▶ WHAT YOU ARE ASKED TO DO
Give the material again in full, matching it exactly.
─── RAW RECORDS
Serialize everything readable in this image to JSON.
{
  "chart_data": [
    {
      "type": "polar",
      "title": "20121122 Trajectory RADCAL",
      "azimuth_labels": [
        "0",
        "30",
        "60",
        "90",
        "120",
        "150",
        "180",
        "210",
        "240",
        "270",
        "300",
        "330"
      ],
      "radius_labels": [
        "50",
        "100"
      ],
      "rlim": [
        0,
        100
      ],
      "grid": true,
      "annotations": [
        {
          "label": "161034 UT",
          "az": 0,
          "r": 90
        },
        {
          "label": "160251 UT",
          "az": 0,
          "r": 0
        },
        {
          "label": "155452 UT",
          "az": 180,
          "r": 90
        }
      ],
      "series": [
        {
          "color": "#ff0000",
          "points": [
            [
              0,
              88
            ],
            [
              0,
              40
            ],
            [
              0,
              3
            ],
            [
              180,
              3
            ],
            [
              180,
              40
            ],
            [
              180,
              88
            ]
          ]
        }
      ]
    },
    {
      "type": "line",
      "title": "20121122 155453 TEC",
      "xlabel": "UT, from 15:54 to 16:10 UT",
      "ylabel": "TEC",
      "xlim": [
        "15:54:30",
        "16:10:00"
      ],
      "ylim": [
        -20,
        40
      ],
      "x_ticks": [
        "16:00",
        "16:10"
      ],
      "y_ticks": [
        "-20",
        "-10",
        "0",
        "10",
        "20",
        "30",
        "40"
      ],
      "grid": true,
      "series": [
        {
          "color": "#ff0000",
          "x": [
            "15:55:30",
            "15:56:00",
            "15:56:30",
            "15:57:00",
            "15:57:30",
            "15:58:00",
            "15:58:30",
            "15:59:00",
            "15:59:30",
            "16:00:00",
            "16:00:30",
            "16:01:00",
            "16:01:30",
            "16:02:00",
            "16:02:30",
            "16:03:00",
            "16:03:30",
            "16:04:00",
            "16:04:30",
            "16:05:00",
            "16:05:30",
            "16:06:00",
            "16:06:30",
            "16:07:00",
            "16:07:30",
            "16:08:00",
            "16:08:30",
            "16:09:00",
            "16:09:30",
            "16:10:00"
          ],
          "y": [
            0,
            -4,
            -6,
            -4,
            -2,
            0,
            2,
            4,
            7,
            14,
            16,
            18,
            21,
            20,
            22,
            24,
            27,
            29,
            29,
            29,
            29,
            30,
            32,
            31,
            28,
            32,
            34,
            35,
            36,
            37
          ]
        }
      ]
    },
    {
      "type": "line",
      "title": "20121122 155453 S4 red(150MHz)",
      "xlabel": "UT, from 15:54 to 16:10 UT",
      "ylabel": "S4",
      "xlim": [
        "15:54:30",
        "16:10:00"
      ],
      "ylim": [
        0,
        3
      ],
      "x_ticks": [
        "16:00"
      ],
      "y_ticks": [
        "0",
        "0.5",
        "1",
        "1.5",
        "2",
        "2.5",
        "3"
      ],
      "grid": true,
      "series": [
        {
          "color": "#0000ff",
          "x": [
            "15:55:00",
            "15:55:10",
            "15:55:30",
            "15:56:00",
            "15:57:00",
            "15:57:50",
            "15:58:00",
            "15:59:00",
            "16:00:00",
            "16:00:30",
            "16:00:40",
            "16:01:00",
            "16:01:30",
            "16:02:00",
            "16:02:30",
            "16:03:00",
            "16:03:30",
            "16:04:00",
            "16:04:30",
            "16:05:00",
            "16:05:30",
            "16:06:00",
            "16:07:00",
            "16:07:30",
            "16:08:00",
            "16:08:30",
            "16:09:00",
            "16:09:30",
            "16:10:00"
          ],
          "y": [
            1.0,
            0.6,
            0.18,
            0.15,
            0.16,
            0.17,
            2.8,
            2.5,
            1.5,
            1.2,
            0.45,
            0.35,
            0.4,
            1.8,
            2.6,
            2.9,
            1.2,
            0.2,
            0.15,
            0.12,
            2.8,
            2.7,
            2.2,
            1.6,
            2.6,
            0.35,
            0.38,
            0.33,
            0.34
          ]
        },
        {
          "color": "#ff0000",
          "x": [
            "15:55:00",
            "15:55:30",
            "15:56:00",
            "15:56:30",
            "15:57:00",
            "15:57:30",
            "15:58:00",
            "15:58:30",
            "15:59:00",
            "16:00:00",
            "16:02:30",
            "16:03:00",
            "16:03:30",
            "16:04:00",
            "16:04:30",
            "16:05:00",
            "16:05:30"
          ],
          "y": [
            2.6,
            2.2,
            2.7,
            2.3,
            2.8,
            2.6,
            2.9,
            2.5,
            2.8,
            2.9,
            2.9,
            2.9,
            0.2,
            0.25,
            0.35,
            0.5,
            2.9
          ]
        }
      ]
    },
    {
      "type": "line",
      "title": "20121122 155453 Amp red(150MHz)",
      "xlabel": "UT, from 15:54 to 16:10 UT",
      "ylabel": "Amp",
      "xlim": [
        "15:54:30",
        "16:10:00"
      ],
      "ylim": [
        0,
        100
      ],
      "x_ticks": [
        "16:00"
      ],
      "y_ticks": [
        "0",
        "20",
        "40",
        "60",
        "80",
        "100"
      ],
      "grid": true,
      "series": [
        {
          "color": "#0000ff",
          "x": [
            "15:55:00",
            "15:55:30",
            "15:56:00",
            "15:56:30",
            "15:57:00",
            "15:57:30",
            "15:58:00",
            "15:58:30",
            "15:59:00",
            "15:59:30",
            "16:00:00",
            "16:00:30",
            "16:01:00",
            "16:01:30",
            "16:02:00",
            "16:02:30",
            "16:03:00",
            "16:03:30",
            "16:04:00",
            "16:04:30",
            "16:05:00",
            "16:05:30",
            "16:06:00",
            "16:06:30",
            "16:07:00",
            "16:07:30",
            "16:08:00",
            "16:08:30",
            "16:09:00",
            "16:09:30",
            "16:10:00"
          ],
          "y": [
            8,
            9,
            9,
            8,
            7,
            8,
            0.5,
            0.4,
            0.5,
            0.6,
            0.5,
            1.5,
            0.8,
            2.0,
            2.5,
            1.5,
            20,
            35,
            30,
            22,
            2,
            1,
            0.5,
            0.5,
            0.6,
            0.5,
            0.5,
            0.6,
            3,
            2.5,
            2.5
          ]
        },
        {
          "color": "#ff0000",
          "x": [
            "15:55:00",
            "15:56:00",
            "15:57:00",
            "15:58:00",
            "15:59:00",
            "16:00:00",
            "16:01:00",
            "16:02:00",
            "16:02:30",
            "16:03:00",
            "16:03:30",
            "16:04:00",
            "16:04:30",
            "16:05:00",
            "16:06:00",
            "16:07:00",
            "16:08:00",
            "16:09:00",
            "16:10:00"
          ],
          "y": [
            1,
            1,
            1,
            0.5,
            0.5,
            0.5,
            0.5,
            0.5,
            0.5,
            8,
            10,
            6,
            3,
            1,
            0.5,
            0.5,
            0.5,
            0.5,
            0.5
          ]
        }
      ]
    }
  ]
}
──────
▶ EXERCISE RESULT
Serialize everything readable in this image to JSON.
{
  "chart_data": [
    {
      "type": "polar",
      "title": "20121122 Trajectory RADCAL",
      "azimuth_labels": [
        "0",
        "30",
        "60",
        "90",
        "120",
        "150",
        "180",
        "210",
        "240",
        "270",
        "300",
        "330"
      ],
      "radius_labels": [
        "50",
        "100"
      ],
      "rlim": [
        0,
        100
      ],
      "grid": true,
      "annotations": [
        {
          "label": "161034 UT",
          "az": 0,
          "r": 90
        },
        {
          "label": "160251 UT",
          "az": 0,
          "r": 0
        },
        {
          "label": "155452 UT",
          "az": 180,
          "r": 90
        }
      ],
      "series": [
        {
          "color": "#ff0000",
          "points": [
            [
              0,
              88
            ],
            [
              0,
              40
            ],
            [
              0,
              3
            ],
            [
              180,
              3
            ],
            [
              180,
              40
            ],
            [
              180,
              88
            ]
          ]
        }
      ]
    },
    {
      "type": "line",
      "title": "20121122 155453 TEC",
      "xlabel": "UT, from 15:54 to 16:10 UT",
      "ylabel": "TEC",
      "xlim": [
        "15:54:30",
        "16:10:00"
      ],
      "ylim": [
        -20,
        40
      ],
      "x_ticks": [
        "16:00",
        "16:10"
      ],
      "y_ticks": [
        "-20",
        "-10",
        "0",
        "10",
        "20",
        "30",
        "40"
      ],
      "grid": true,
      "series": [
        {
          "color": "#ff0000",
          "x": [
            "15:55:30",
            "15:56:00",
            "15:56:30",
            "15:57:00",
            "15:57:30",
            "15:58:00",
            "15:58:30",
            "15:59:00",
            "15:59:30",
            "16:00:00",
            "16:00:30",
            "16:01:00",
            "16:01:30",
            "16:02:00",
            "16:02:30",
            "16:03:00",
            "16:03:30",
            "16:04:00",
            "16:04:30",
            "16:05:00",
            "16:05:30",
            "16:06:00",
            "16:06:30",
            "16:07:00",
            "16:07:30",
            "16:08:00",
            "16:08:30",
            "16:09:00",
            "16:09:30",
            "16:10:00"
          ],
          "y": [
            0,
            -4,
            -6,
            -4,
            -2,
            0,
            2,
            4,
            7,
            14,
            16,
            18,
            21,
            20,
            22,
            24,
            27,
            29,
            29,
            29,
            29,
            30,
            32,
            31,
            28,
            32,
            34,
            35,
            36,
            37
          ]
        }
      ]
    },
    {
      "type": "line",
      "title": "20121122 155453 S4 red(150MHz)",
      "xlabel": "UT, from 15:54 to 16:10 UT",
      "ylabel": "S4",
      "xlim": [
        "15:54:30",
        "16:10:00"
      ],
      "ylim": [
        0,
        3
      ],
      "x_ticks": [
        "16:00"
      ],
      "y_ticks": [
        "0",
        "0.5",
        "1",
        "1.5",
        "2",
        "2.5",
        "3"
      ],
      "grid": true,
      "series": [
        {
          "color": "#0000ff",
          "x": [
            "15:55:00",
            "15:55:10",
            "15:55:30",
            "15:56:00",
            "15:57:00",
            "15:57:50",
            "15:58:00",
            "15:59:00",
            "16:00:00",
            "16:00:30",
            "16:00:40",
            "16:01:00",
            "16:01:30",
            "16:02:00",
            "16:02:30",
            "16:03:00",
            "16:03:30",
            "16:04:00",
            "16:04:30",
            "16:05:00",
            "16:05:30",
            "16:06:00",
            "16:07:00",
            "16:07:30",
            "16:08:00",
            "16:08:30",
            "16:09:00",
            "16:09:30",
            "16:10:00"
          ],
          "y": [
            1.0,
            0.6,
            0.18,
            0.15,
            0.16,
            0.17,
            2.8,
            2.5,
            1.5,
            1.2,
            0.45,
            0.35,
            0.4,
            1.8,
            2.6,
            2.9,
            1.2,
            0.2,
            0.15,
            0.12,
            2.8,
            2.7,
            2.2,
            1.6,
            2.6,
            0.35,
            0.38,
            0.33,
            0.34
          ]
        },
        {
          "color": "#ff0000",
          "x": [
            "15:55:00",
            "15:55:30",
            "15:56:00",
            "15:56:30",
            "15:57:00",
            "15:57:30",
            "15:58:00",
            "15:58:30",
            "15:59:00",
            "16:00:00",
            "16:02:30",
            "16:03:00",
            "16:03:30",
            "16:04:00",
            "16:04:30",
            "16:05:00",
            "16:05:30"
          ],
          "y": [
            2.6,
            2.2,
            2.7,
            2.3,
            2.8,
            2.6,
            2.9,
            2.5,
            2.8,
            2.9,
            2.9,
            2.9,
            0.2,
            0.25,
            0.35,
            0.5,
            2.9
          ]
        }
      ]
    },
    {
      "type": "line",
      "title": "20121122 155453 Amp red(150MHz)",
      "xlabel": "UT, from 15:54 to 16:10 UT",
      "ylabel": "Amp",
      "xlim": [
        "15:54:30",
        "16:10:00"
      ],
      "ylim": [
        0,
        100
      ],
      "x_ticks": [
        "16:00"
      ],
      "y_ticks": [
        "0",
        "20",
        "40",
        "60",
        "80",
        "100"
      ],
      "grid": true,
      "series": [
        {
          "color": "#0000ff",
          "x": [
            "15:55:00",
            "15:55:30",
            "15:56:00",
            "15:56:30",
            "15:57:00",
            "15:57:30",
            "15:58:00",
            "15:58:30",
            "15:59:00",
            "15:59:30",
            "16:00:00",
            "16:00:30",
            "16:01:00",
            "16:01:30",
            "16:02:00",
            "16:02:30",
            "16:03:00",
            "16:03:30",
            "16:04:00",
            "16:04:30",
            "16:05:00",
            "16:05:30",
            "16:06:00",
            "16:06:30",
            "16:07:00",
            "16:07:30",
            "16:08:00",
            "16:08:30",
            "16:09:00",
            "16:09:30",
            "16:10:00"
          ],
          "y": [
            8,
            9,
            9,
            8,
            7,
            8,
            0.5,
            0.4,
            0.5,
            0.6,
            0.5,
            1.5,
            0.8,
            2.0,
            2.5,
            1.5,
            20,
            35,
            30,
            22,
            2,
            1,
            0.5,
            0.5,
            0.6,
            0.5,
            0.5,
            0.6,
            3,
            2.5,
            2.5
          ]
        },
        {
          "color": "#ff0000",
          "x": [
            "15:55:00",
            "15:56:00",
            "15:57:00",
            "15:58:00",
            "15:59:00",
            "16:00:00",
            "16:01:00",
            "16:02:00",
            "16:02:30",
            "16:03:00",
            "16:03:30",
            "16:04:00",
            "16:04:30",
            "16:05:00",
            "16:06:00",
            "16:07:00",
            "16:08:00",
            "16:09:00",
            "16:10:00"
          ],
          "y": [
            1,
            1,
            1,
            0.5,
            0.5,
            0.5,
            0.5,
            0.5,
            0.5,
            8,
            10,
            6,
            3,
            1,
            0.5,
            0.5,
            0.5,
            0.5,
            0.5
          ]
        }
      ]
    }
  ]
}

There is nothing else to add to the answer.